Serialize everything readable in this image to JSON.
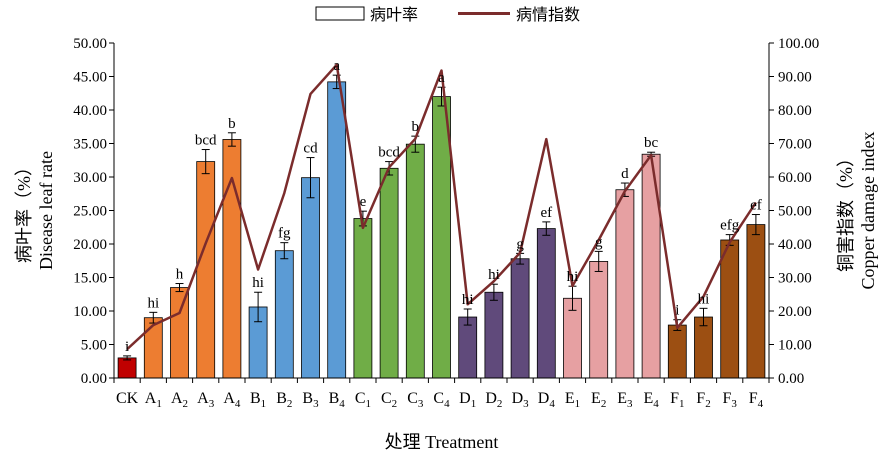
{
  "chart_data": {
    "type": "bar",
    "categories": [
      "CK",
      "A1",
      "A2",
      "A3",
      "A4",
      "B1",
      "B2",
      "B3",
      "B4",
      "C1",
      "C2",
      "C3",
      "C4",
      "D1",
      "D2",
      "D3",
      "D4",
      "E1",
      "E2",
      "E3",
      "E4",
      "F1",
      "F2",
      "F3",
      "F4"
    ],
    "category_labels": [
      {
        "base": "CK",
        "sub": ""
      },
      {
        "base": "A",
        "sub": "1"
      },
      {
        "base": "A",
        "sub": "2"
      },
      {
        "base": "A",
        "sub": "3"
      },
      {
        "base": "A",
        "sub": "4"
      },
      {
        "base": "B",
        "sub": "1"
      },
      {
        "base": "B",
        "sub": "2"
      },
      {
        "base": "B",
        "sub": "3"
      },
      {
        "base": "B",
        "sub": "4"
      },
      {
        "base": "C",
        "sub": "1"
      },
      {
        "base": "C",
        "sub": "2"
      },
      {
        "base": "C",
        "sub": "3"
      },
      {
        "base": "C",
        "sub": "4"
      },
      {
        "base": "D",
        "sub": "1"
      },
      {
        "base": "D",
        "sub": "2"
      },
      {
        "base": "D",
        "sub": "3"
      },
      {
        "base": "D",
        "sub": "4"
      },
      {
        "base": "E",
        "sub": "1"
      },
      {
        "base": "E",
        "sub": "2"
      },
      {
        "base": "E",
        "sub": "3"
      },
      {
        "base": "E",
        "sub": "4"
      },
      {
        "base": "F",
        "sub": "1"
      },
      {
        "base": "F",
        "sub": "2"
      },
      {
        "base": "F",
        "sub": "3"
      },
      {
        "base": "F",
        "sub": "4"
      }
    ],
    "series": [
      {
        "name": "病叶率",
        "type": "bar",
        "axis": "left",
        "values": [
          3.0,
          9.0,
          13.5,
          32.3,
          35.6,
          10.6,
          19.0,
          29.9,
          44.2,
          23.8,
          31.3,
          34.9,
          42.0,
          9.1,
          12.8,
          17.8,
          22.3,
          11.9,
          17.4,
          28.1,
          33.4,
          7.9,
          9.1,
          20.6,
          22.9
        ],
        "errors": [
          0.3,
          0.8,
          0.6,
          1.8,
          1.0,
          2.2,
          1.2,
          3.0,
          1.0,
          1.1,
          1.0,
          1.2,
          1.4,
          1.2,
          1.2,
          0.8,
          1.0,
          1.8,
          1.5,
          1.0,
          0.3,
          0.8,
          1.3,
          0.8,
          1.5
        ],
        "significance": [
          "i",
          "hi",
          "h",
          "bcd",
          "b",
          "hi",
          "fg",
          "cd",
          "a",
          "e",
          "bcd",
          "b",
          "a",
          "hi",
          "hi",
          "g",
          "ef",
          "hi",
          "g",
          "d",
          "bc",
          "i",
          "hi",
          "efg",
          "ef"
        ],
        "colors": [
          "#c00000",
          "#ed7d31",
          "#ed7d31",
          "#ed7d31",
          "#ed7d31",
          "#5b9bd5",
          "#5b9bd5",
          "#5b9bd5",
          "#5b9bd5",
          "#70ad47",
          "#70ad47",
          "#70ad47",
          "#70ad47",
          "#604a7b",
          "#604a7b",
          "#604a7b",
          "#604a7b",
          "#e6a0a2",
          "#e6a0a2",
          "#e6a0a2",
          "#e6a0a2",
          "#9c4f12",
          "#9c4f12",
          "#9c4f12",
          "#9c4f12"
        ]
      },
      {
        "name": "病情指数",
        "type": "line",
        "axis": "right",
        "color": "#7b2c2c",
        "values": [
          8.6,
          15.8,
          19.4,
          40.2,
          59.7,
          32.4,
          55.2,
          84.8,
          93.5,
          44.8,
          62.9,
          71.4,
          91.8,
          22.0,
          28.9,
          37.4,
          71.3,
          27.5,
          41.2,
          55.8,
          66.5,
          15.0,
          24.3,
          40.5,
          52.4
        ]
      }
    ],
    "left_axis": {
      "label_cn": "病叶率（%）",
      "label_en": "Disease leaf rate",
      "ylim": [
        0,
        50
      ],
      "ticks": [
        "0.00",
        "5.00",
        "10.00",
        "15.00",
        "20.00",
        "25.00",
        "30.00",
        "35.00",
        "40.00",
        "45.00",
        "50.00"
      ]
    },
    "right_axis": {
      "label_cn": "铜害指数（%）",
      "label_en": "Copper damage index",
      "ylim": [
        0,
        100
      ],
      "ticks": [
        "0.00",
        "10.00",
        "20.00",
        "30.00",
        "40.00",
        "50.00",
        "60.00",
        "70.00",
        "80.00",
        "90.00",
        "100.00"
      ]
    },
    "xlabel": "处理 Treatment",
    "legend": {
      "placement": "top-center",
      "items": [
        "病叶率",
        "病情指数"
      ]
    }
  }
}
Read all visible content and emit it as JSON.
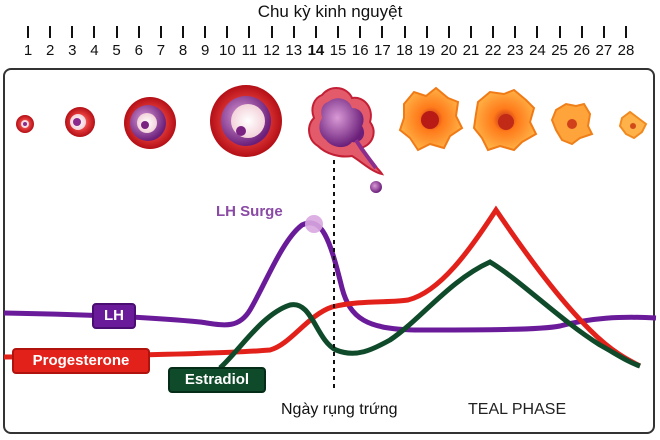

* **PROBLEM**: Pull out all lines in the data above that include "JSON".

* **OUTPUT FOR THIS TASK**:
Serialize everything readable in this image to JSON.
Read all visible content and emit it as JSON.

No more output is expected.